Instructions for the task
Answer with one number: how many lines hold "mean".
━━━━━━━━━━━━━━━━━━━━
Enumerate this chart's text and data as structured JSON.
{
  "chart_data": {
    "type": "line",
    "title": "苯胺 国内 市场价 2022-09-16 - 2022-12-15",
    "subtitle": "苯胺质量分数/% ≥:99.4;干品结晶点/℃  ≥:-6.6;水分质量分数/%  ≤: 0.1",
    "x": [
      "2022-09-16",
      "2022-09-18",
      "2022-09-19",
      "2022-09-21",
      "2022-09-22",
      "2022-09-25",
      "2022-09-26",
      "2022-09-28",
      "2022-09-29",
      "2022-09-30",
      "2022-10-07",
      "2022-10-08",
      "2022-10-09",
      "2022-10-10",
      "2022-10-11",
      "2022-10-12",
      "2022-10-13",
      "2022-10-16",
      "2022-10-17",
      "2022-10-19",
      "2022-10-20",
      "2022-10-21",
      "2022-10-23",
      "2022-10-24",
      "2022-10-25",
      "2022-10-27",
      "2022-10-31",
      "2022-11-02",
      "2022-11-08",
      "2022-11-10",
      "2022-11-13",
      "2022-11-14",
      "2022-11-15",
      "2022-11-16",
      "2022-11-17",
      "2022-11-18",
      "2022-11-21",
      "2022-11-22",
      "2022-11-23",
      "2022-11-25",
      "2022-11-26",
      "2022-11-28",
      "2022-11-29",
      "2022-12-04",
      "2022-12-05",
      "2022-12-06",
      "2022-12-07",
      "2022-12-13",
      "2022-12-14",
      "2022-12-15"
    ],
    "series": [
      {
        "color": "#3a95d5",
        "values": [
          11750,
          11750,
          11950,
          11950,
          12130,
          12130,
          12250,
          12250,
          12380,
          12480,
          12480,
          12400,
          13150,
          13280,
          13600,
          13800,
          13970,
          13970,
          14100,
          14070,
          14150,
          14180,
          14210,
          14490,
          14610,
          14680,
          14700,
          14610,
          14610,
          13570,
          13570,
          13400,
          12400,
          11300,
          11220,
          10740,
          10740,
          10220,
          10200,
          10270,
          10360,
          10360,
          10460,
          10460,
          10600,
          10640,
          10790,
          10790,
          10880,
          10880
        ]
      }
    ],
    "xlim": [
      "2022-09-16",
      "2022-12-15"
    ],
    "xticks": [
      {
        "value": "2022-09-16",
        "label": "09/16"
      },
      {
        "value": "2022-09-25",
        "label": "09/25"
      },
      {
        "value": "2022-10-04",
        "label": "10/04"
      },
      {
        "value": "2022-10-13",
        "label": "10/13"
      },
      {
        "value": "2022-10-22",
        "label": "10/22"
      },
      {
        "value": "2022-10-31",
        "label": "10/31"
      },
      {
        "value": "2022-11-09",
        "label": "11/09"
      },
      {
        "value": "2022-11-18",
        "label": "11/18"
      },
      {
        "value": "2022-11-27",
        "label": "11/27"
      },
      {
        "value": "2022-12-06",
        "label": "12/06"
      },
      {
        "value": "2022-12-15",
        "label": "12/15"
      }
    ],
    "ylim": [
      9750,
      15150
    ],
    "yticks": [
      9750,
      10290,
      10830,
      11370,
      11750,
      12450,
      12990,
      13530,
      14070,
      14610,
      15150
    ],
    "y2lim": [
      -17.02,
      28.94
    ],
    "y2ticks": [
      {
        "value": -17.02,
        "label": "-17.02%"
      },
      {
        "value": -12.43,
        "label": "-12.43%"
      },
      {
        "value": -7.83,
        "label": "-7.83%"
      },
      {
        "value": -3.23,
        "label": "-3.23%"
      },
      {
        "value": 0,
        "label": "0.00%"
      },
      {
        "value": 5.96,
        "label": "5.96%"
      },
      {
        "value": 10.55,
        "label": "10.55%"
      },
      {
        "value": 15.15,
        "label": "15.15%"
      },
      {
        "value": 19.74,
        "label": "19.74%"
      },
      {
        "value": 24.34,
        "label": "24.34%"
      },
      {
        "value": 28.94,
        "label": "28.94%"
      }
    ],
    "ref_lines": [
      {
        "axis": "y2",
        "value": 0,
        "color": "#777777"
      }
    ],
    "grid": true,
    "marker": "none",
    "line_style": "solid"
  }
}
━━━━━━━━━━━━━━━━━━━━
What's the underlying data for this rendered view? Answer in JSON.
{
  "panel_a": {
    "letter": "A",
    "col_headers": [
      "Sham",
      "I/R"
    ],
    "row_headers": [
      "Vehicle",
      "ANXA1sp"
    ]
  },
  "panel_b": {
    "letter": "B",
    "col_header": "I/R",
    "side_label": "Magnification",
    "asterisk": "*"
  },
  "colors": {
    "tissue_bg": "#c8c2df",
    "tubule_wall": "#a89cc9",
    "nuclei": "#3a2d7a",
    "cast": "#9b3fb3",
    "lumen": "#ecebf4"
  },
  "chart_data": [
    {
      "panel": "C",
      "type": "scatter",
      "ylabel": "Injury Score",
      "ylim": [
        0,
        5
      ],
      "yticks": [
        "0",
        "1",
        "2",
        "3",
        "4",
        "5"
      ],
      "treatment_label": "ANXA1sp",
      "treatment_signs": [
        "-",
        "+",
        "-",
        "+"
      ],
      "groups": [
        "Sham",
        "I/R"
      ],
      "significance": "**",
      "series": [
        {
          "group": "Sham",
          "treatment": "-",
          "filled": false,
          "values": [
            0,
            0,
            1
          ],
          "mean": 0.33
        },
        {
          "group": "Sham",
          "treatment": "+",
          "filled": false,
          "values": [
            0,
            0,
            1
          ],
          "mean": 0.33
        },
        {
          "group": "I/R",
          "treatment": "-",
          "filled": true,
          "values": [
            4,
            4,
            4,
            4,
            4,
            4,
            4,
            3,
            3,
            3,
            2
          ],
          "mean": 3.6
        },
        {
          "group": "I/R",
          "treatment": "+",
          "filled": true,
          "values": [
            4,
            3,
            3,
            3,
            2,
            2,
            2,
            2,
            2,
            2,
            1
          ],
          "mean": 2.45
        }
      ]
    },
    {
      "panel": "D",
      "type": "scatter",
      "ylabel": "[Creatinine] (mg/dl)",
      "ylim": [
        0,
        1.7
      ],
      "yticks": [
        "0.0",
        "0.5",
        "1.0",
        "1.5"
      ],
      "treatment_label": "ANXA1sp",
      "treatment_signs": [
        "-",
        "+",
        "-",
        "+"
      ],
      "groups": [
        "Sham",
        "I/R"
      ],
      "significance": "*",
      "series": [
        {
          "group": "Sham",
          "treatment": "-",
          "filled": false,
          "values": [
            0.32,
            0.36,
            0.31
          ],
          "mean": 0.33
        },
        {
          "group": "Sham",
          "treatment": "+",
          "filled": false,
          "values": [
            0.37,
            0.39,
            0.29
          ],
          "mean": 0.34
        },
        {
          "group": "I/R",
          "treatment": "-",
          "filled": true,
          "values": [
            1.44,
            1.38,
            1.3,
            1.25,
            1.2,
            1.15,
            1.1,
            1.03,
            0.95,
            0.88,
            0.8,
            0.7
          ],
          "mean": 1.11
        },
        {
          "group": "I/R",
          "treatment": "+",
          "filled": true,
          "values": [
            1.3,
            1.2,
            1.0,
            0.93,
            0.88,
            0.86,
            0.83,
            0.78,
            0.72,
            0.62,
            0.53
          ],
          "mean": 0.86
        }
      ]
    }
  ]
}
━━━━━━━━━━━━━━━━━━━━
Response to the exercise
8